• [Problem details]:
Please copy all the lines that follow, word for word.

• [Input rows]:

◇ ◇ ◇ ◇ ◇

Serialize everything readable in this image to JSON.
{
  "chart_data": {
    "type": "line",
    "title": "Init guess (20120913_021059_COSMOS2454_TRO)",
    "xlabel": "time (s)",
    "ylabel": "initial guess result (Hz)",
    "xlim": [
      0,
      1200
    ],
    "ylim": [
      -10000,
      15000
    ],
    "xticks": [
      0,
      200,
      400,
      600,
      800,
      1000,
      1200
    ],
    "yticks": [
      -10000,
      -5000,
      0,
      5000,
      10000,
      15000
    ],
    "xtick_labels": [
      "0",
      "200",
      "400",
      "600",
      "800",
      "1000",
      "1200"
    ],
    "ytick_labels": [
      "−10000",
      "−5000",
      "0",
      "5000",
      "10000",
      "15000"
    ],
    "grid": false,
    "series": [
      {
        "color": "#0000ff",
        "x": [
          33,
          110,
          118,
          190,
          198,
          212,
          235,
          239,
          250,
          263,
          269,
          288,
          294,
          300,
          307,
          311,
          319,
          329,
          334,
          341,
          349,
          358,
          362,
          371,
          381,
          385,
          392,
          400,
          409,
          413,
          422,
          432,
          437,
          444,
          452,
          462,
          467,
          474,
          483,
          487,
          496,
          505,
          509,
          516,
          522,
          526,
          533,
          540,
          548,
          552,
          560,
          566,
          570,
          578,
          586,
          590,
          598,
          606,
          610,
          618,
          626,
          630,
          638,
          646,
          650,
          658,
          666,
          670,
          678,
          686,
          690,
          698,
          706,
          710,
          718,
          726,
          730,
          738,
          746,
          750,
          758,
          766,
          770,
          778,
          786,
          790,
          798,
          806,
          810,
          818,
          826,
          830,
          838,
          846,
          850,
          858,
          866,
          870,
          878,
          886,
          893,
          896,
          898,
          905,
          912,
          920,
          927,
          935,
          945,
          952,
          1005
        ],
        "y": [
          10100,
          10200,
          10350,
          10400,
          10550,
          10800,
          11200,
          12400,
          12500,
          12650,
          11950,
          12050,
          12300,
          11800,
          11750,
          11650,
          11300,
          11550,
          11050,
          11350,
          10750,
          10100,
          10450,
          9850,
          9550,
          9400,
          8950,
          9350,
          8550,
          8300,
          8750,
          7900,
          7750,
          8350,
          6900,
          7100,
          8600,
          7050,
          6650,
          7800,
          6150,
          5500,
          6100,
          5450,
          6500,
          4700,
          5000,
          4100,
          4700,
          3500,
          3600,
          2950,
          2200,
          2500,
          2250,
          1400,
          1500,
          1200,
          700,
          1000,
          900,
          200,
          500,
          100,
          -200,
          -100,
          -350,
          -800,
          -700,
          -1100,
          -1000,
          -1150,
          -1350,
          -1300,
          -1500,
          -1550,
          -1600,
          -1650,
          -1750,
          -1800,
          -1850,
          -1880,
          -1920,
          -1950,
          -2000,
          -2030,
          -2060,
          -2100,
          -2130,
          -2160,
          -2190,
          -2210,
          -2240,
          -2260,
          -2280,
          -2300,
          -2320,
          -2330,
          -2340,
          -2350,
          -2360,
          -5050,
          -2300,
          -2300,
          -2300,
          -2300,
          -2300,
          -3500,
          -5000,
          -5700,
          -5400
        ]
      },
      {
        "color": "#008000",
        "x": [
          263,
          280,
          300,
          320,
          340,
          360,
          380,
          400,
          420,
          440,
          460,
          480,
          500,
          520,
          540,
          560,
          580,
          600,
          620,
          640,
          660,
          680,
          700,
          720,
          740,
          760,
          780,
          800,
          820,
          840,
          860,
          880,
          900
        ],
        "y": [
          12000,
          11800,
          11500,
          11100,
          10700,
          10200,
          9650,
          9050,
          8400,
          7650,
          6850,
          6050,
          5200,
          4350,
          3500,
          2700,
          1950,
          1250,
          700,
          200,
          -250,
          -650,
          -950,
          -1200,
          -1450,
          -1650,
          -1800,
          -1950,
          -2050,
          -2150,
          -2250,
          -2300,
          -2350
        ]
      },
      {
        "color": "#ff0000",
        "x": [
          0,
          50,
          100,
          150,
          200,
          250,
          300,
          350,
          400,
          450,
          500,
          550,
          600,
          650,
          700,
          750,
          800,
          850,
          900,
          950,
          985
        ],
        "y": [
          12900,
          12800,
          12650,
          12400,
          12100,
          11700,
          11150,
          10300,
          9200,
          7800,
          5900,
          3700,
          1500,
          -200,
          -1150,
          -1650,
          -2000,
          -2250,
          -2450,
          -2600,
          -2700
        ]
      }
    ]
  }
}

◇ ◇ ◇ ◇ ◇

• [The reply]:
Serialize everything readable in this image to JSON.
{
  "chart_data": {
    "type": "line",
    "title": "Init guess (20120913_021059_COSMOS2454_TRO)",
    "xlabel": "time (s)",
    "ylabel": "initial guess result (Hz)",
    "xlim": [
      0,
      1200
    ],
    "ylim": [
      -10000,
      15000
    ],
    "xticks": [
      0,
      200,
      400,
      600,
      800,
      1000,
      1200
    ],
    "yticks": [
      -10000,
      -5000,
      0,
      5000,
      10000,
      15000
    ],
    "xtick_labels": [
      "0",
      "200",
      "400",
      "600",
      "800",
      "1000",
      "1200"
    ],
    "ytick_labels": [
      "−10000",
      "−5000",
      "0",
      "5000",
      "10000",
      "15000"
    ],
    "grid": false,
    "series": [
      {
        "color": "#0000ff",
        "x": [
          33,
          110,
          118,
          190,
          198,
          212,
          235,
          239,
          250,
          263,
          269,
          288,
          294,
          300,
          307,
          311,
          319,
          329,
          334,
          341,
          349,
          358,
          362,
          371,
          381,
          385,
          392,
          400,
          409,
          413,
          422,
          432,
          437,
          444,
          452,
          462,
          467,
          474,
          483,
          487,
          496,
          505,
          509,
          516,
          522,
          526,
          533,
          540,
          548,
          552,
          560,
          566,
          570,
          578,
          586,
          590,
          598,
          606,
          610,
          618,
          626,
          630,
          638,
          646,
          650,
          658,
          666,
          670,
          678,
          686,
          690,
          698,
          706,
          710,
          718,
          726,
          730,
          738,
          746,
          750,
          758,
          766,
          770,
          778,
          786,
          790,
          798,
          806,
          810,
          818,
          826,
          830,
          838,
          846,
          850,
          858,
          866,
          870,
          878,
          886,
          893,
          896,
          898,
          905,
          912,
          920,
          927,
          935,
          945,
          952,
          1005
        ],
        "y": [
          10100,
          10200,
          10350,
          10400,
          10550,
          10800,
          11200,
          12400,
          12500,
          12650,
          11950,
          12050,
          12300,
          11800,
          11750,
          11650,
          11300,
          11550,
          11050,
          11350,
          10750,
          10100,
          10450,
          9850,
          9550,
          9400,
          8950,
          9350,
          8550,
          8300,
          8750,
          7900,
          7750,
          8350,
          6900,
          7100,
          8600,
          7050,
          6650,
          7800,
          6150,
          5500,
          6100,
          5450,
          6500,
          4700,
          5000,
          4100,
          4700,
          3500,
          3600,
          2950,
          2200,
          2500,
          2250,
          1400,
          1500,
          1200,
          700,
          1000,
          900,
          200,
          500,
          100,
          -200,
          -100,
          -350,
          -800,
          -700,
          -1100,
          -1000,
          -1150,
          -1350,
          -1300,
          -1500,
          -1550,
          -1600,
          -1650,
          -1750,
          -1800,
          -1850,
          -1880,
          -1920,
          -1950,
          -2000,
          -2030,
          -2060,
          -2100,
          -2130,
          -2160,
          -2190,
          -2210,
          -2240,
          -2260,
          -2280,
          -2300,
          -2320,
          -2330,
          -2340,
          -2350,
          -2360,
          -5050,
          -2300,
          -2300,
          -2300,
          -2300,
          -2300,
          -3500,
          -5000,
          -5700,
          -5400
        ]
      },
      {
        "color": "#008000",
        "x": [
          263,
          280,
          300,
          320,
          340,
          360,
          380,
          400,
          420,
          440,
          460,
          480,
          500,
          520,
          540,
          560,
          580,
          600,
          620,
          640,
          660,
          680,
          700,
          720,
          740,
          760,
          780,
          800,
          820,
          840,
          860,
          880,
          900
        ],
        "y": [
          12000,
          11800,
          11500,
          11100,
          10700,
          10200,
          9650,
          9050,
          8400,
          7650,
          6850,
          6050,
          5200,
          4350,
          3500,
          2700,
          1950,
          1250,
          700,
          200,
          -250,
          -650,
          -950,
          -1200,
          -1450,
          -1650,
          -1800,
          -1950,
          -2050,
          -2150,
          -2250,
          -2300,
          -2350
        ]
      },
      {
        "color": "#ff0000",
        "x": [
          0,
          50,
          100,
          150,
          200,
          250,
          300,
          350,
          400,
          450,
          500,
          550,
          600,
          650,
          700,
          750,
          800,
          850,
          900,
          950,
          985
        ],
        "y": [
          12900,
          12800,
          12650,
          12400,
          12100,
          11700,
          11150,
          10300,
          9200,
          7800,
          5900,
          3700,
          1500,
          -200,
          -1150,
          -1650,
          -2000,
          -2250,
          -2450,
          -2600,
          -2700
        ]
      }
    ]
  }
}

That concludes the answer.